■ **SET EXERCISE**: Note each line where "this" appears, and copy it.

Data excerpts
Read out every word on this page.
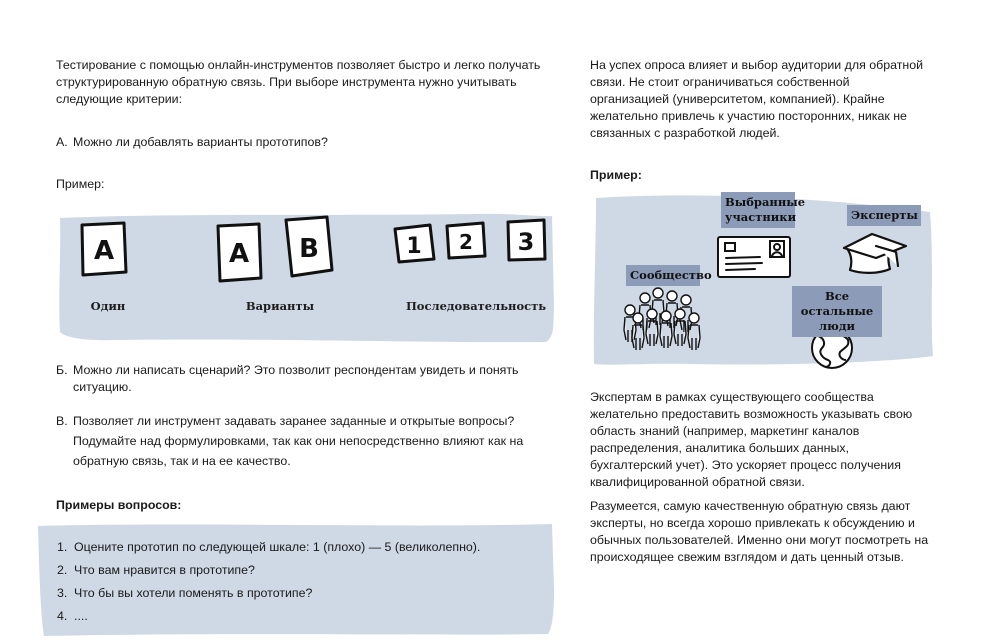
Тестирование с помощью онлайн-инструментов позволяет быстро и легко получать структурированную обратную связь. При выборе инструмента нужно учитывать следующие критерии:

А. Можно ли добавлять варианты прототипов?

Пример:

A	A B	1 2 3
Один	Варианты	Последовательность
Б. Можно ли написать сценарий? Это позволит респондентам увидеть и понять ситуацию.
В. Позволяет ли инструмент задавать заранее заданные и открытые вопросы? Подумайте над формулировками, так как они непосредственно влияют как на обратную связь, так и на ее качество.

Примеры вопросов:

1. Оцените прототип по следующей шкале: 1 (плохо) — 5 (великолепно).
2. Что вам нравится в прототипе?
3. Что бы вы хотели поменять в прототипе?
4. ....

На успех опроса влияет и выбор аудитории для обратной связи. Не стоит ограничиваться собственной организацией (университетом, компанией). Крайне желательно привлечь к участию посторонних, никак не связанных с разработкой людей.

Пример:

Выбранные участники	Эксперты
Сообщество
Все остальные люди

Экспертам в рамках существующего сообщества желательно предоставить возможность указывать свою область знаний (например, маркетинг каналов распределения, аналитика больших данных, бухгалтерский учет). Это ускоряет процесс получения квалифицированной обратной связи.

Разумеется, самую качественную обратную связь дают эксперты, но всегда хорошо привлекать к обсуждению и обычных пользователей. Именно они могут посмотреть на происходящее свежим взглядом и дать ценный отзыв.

==

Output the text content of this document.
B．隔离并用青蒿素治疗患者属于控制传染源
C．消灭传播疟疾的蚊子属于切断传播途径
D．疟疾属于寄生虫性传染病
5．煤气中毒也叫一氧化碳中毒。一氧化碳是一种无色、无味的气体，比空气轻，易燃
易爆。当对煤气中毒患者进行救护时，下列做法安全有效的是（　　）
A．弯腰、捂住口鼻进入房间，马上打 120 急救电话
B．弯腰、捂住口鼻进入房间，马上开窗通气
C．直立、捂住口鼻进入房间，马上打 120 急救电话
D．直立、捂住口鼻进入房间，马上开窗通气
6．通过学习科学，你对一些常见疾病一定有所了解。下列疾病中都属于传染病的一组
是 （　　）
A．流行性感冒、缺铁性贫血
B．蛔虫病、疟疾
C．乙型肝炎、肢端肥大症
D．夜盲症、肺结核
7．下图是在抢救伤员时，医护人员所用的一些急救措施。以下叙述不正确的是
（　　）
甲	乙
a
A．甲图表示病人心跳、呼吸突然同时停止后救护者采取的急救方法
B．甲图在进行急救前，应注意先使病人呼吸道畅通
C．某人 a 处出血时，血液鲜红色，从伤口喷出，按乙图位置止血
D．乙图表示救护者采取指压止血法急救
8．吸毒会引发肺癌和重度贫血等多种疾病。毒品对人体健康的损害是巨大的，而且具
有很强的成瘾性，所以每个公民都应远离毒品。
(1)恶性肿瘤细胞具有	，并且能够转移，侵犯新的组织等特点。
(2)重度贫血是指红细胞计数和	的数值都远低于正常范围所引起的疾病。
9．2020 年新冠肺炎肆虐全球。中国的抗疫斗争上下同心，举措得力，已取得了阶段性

■ **FINISHED TASK**:
Read out every word on this page.
Output the text content of this document.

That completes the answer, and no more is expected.